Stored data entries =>

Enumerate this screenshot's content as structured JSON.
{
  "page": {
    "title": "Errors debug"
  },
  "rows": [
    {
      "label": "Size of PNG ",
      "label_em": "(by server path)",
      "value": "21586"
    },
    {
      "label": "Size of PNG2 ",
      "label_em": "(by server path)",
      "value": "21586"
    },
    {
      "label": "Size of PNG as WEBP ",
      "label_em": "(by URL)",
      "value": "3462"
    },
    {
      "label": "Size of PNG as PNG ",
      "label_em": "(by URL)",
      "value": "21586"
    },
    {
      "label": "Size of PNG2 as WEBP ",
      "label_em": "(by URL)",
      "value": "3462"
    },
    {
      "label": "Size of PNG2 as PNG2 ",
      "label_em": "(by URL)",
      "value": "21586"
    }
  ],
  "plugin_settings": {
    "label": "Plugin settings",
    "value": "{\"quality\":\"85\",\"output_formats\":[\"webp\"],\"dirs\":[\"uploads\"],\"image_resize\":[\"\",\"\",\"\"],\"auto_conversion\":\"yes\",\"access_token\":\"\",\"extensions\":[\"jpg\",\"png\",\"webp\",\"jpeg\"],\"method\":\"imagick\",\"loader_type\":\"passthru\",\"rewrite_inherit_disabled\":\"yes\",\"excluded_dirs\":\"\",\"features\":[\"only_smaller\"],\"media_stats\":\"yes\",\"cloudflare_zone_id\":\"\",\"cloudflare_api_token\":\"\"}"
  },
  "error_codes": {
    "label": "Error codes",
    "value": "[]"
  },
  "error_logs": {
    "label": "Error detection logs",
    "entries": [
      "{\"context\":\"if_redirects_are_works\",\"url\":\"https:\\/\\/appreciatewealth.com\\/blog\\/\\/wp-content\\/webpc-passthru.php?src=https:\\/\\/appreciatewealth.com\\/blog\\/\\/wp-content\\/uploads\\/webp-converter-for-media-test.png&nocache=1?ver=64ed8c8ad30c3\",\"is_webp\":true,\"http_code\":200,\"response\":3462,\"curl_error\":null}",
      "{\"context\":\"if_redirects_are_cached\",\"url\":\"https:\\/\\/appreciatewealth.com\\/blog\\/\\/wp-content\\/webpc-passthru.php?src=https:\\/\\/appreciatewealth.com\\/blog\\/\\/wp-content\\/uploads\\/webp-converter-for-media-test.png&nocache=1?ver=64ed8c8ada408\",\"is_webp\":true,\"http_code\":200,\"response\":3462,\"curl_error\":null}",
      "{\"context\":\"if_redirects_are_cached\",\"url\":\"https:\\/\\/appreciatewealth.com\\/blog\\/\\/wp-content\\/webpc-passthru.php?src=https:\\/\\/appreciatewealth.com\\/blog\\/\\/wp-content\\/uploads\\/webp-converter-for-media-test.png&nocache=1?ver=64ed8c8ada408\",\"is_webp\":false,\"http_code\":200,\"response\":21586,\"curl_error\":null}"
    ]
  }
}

Exercise directions => Go through the listing and print each line exactly as it appears.

Answer to this exercise =>
Enumerate this screenshot's content as structured JSON.
{
  "page": {
    "title": "Errors debug"
  },
  "rows": [
    {
      "label": "Size of PNG ",
      "label_em": "(by server path)",
      "value": "21586"
    },
    {
      "label": "Size of PNG2 ",
      "label_em": "(by server path)",
      "value": "21586"
    },
    {
      "label": "Size of PNG as WEBP ",
      "label_em": "(by URL)",
      "value": "3462"
    },
    {
      "label": "Size of PNG as PNG ",
      "label_em": "(by URL)",
      "value": "21586"
    },
    {
      "label": "Size of PNG2 as WEBP ",
      "label_em": "(by URL)",
      "value": "3462"
    },
    {
      "label": "Size of PNG2 as PNG2 ",
      "label_em": "(by URL)",
      "value": "21586"
    }
  ],
  "plugin_settings": {
    "label": "Plugin settings",
    "value": "{\"quality\":\"85\",\"output_formats\":[\"webp\"],\"dirs\":[\"uploads\"],\"image_resize\":[\"\",\"\",\"\"],\"auto_conversion\":\"yes\",\"access_token\":\"\",\"extensions\":[\"jpg\",\"png\",\"webp\",\"jpeg\"],\"method\":\"imagick\",\"loader_type\":\"passthru\",\"rewrite_inherit_disabled\":\"yes\",\"excluded_dirs\":\"\",\"features\":[\"only_smaller\"],\"media_stats\":\"yes\",\"cloudflare_zone_id\":\"\",\"cloudflare_api_token\":\"\"}"
  },
  "error_codes": {
    "label": "Error codes",
    "value": "[]"
  },
  "error_logs": {
    "label": "Error detection logs",
    "entries": [
      "{\"context\":\"if_redirects_are_works\",\"url\":\"https:\\/\\/appreciatewealth.com\\/blog\\/\\/wp-content\\/webpc-passthru.php?src=https:\\/\\/appreciatewealth.com\\/blog\\/\\/wp-content\\/uploads\\/webp-converter-for-media-test.png&nocache=1?ver=64ed8c8ad30c3\",\"is_webp\":true,\"http_code\":200,\"response\":3462,\"curl_error\":null}",
      "{\"context\":\"if_redirects_are_cached\",\"url\":\"https:\\/\\/appreciatewealth.com\\/blog\\/\\/wp-content\\/webpc-passthru.php?src=https:\\/\\/appreciatewealth.com\\/blog\\/\\/wp-content\\/uploads\\/webp-converter-for-media-test.png&nocache=1?ver=64ed8c8ada408\",\"is_webp\":true,\"http_code\":200,\"response\":3462,\"curl_error\":null}",
      "{\"context\":\"if_redirects_are_cached\",\"url\":\"https:\\/\\/appreciatewealth.com\\/blog\\/\\/wp-content\\/webpc-passthru.php?src=https:\\/\\/appreciatewealth.com\\/blog\\/\\/wp-content\\/uploads\\/webp-converter-for-media-test.png&nocache=1?ver=64ed8c8ada408\",\"is_webp\":false,\"http_code\":200,\"response\":21586,\"curl_error\":null}"
    ]
  }
}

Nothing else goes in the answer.